(Stored items)
-*-

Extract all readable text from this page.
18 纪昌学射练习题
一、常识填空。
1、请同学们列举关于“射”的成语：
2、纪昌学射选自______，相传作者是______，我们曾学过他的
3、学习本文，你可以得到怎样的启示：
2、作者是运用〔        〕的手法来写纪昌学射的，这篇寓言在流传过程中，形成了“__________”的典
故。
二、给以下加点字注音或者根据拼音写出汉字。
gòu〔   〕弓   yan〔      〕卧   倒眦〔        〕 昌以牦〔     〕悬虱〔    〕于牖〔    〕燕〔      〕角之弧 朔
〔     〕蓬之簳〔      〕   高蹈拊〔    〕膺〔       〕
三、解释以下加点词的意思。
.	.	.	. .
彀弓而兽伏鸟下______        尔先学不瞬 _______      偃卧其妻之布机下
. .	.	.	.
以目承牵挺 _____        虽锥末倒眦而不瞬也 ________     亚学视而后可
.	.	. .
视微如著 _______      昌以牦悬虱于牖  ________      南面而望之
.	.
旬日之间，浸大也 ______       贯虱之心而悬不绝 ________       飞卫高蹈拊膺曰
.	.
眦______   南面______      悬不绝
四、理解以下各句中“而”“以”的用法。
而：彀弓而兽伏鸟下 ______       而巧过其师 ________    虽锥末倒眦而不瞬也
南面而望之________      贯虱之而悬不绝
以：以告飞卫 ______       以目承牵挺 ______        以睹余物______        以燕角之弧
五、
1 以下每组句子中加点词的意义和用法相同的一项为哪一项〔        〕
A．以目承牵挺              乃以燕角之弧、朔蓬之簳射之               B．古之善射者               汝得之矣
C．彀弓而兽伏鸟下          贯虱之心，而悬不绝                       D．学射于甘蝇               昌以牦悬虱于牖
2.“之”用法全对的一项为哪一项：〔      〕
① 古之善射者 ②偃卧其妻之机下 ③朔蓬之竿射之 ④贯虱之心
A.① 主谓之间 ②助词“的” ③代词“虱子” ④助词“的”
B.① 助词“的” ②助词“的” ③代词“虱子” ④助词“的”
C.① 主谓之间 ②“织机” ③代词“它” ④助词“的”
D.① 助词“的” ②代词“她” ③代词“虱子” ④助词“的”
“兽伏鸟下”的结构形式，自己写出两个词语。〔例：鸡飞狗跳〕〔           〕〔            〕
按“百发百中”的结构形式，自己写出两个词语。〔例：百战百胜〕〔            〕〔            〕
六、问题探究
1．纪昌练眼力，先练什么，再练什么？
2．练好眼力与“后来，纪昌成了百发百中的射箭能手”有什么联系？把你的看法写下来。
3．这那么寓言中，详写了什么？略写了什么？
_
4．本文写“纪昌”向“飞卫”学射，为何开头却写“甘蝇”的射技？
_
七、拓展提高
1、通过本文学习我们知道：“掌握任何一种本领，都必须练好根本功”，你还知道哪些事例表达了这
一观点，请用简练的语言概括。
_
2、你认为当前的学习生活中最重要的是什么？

-*-

> Problem requirements
Transcribe all of the lines in the records precisely.

> Exercise answer
Extract all readable text from this page.
18 纪昌学射练习题
一、常识填空。
1、请同学们列举关于“射”的成语：
2、纪昌学射选自______，相传作者是______，我们曾学过他的
3、学习本文，你可以得到怎样的启示：
2、作者是运用〔        〕的手法来写纪昌学射的，这篇寓言在流传过程中，形成了“__________”的典
故。
二、给以下加点字注音或者根据拼音写出汉字。
gòu〔   〕弓   yan〔      〕卧   倒眦〔        〕 昌以牦〔     〕悬虱〔    〕于牖〔    〕燕〔      〕角之弧 朔
〔     〕蓬之簳〔      〕   高蹈拊〔    〕膺〔       〕
三、解释以下加点词的意思。
.	.	.	. .
彀弓而兽伏鸟下______        尔先学不瞬 _______      偃卧其妻之布机下
. .	.	.	.
以目承牵挺 _____        虽锥末倒眦而不瞬也 ________     亚学视而后可
.	.	. .
视微如著 _______      昌以牦悬虱于牖  ________      南面而望之
.	.
旬日之间，浸大也 ______       贯虱之心而悬不绝 ________       飞卫高蹈拊膺曰
.	.
眦______   南面______      悬不绝
四、理解以下各句中“而”“以”的用法。
而：彀弓而兽伏鸟下 ______       而巧过其师 ________    虽锥末倒眦而不瞬也
南面而望之________      贯虱之而悬不绝
以：以告飞卫 ______       以目承牵挺 ______        以睹余物______        以燕角之弧
五、
1 以下每组句子中加点词的意义和用法相同的一项为哪一项〔        〕
A．以目承牵挺              乃以燕角之弧、朔蓬之簳射之               B．古之善射者               汝得之矣
C．彀弓而兽伏鸟下          贯虱之心，而悬不绝                       D．学射于甘蝇               昌以牦悬虱于牖
2.“之”用法全对的一项为哪一项：〔      〕
① 古之善射者 ②偃卧其妻之机下 ③朔蓬之竿射之 ④贯虱之心
A.① 主谓之间 ②助词“的” ③代词“虱子” ④助词“的”
B.① 助词“的” ②助词“的” ③代词“虱子” ④助词“的”
C.① 主谓之间 ②“织机” ③代词“它” ④助词“的”
D.① 助词“的” ②代词“她” ③代词“虱子” ④助词“的”
“兽伏鸟下”的结构形式，自己写出两个词语。〔例：鸡飞狗跳〕〔           〕〔            〕
按“百发百中”的结构形式，自己写出两个词语。〔例：百战百胜〕〔            〕〔            〕
六、问题探究
1．纪昌练眼力，先练什么，再练什么？
2．练好眼力与“后来，纪昌成了百发百中的射箭能手”有什么联系？把你的看法写下来。
3．这那么寓言中，详写了什么？略写了什么？
_
4．本文写“纪昌”向“飞卫”学射，为何开头却写“甘蝇”的射技？
_
七、拓展提高
1、通过本文学习我们知道：“掌握任何一种本领，都必须练好根本功”，你还知道哪些事例表达了这
一观点，请用简练的语言概括。
_
2、你认为当前的学习生活中最重要的是什么？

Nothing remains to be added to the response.